* **Data items**:

=======

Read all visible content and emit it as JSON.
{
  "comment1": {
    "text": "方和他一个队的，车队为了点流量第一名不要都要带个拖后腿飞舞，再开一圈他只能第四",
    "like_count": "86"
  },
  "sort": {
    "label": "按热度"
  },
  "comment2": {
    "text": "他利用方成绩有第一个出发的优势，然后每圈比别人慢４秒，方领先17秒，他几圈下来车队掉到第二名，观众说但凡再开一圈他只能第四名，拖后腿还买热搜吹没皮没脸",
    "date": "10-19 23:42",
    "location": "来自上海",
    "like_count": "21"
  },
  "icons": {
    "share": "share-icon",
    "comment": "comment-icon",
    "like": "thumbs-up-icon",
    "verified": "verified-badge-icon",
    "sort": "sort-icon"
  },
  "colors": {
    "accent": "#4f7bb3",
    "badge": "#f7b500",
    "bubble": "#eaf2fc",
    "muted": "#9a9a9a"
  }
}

=======

* **Direction**: Copy out the data shown above without altering anything.

* **Solution to this exercise**:
Read all visible content and emit it as JSON.
{
  "comment1": {
    "text": "方和他一个队的，车队为了点流量第一名不要都要带个拖后腿飞舞，再开一圈他只能第四",
    "like_count": "86"
  },
  "sort": {
    "label": "按热度"
  },
  "comment2": {
    "text": "他利用方成绩有第一个出发的优势，然后每圈比别人慢４秒，方领先17秒，他几圈下来车队掉到第二名，观众说但凡再开一圈他只能第四名，拖后腿还买热搜吹没皮没脸",
    "date": "10-19 23:42",
    "location": "来自上海",
    "like_count": "21"
  },
  "icons": {
    "share": "share-icon",
    "comment": "comment-icon",
    "like": "thumbs-up-icon",
    "verified": "verified-badge-icon",
    "sort": "sort-icon"
  },
  "colors": {
    "accent": "#4f7bb3",
    "badge": "#f7b500",
    "bubble": "#eaf2fc",
    "muted": "#9a9a9a"
  }
}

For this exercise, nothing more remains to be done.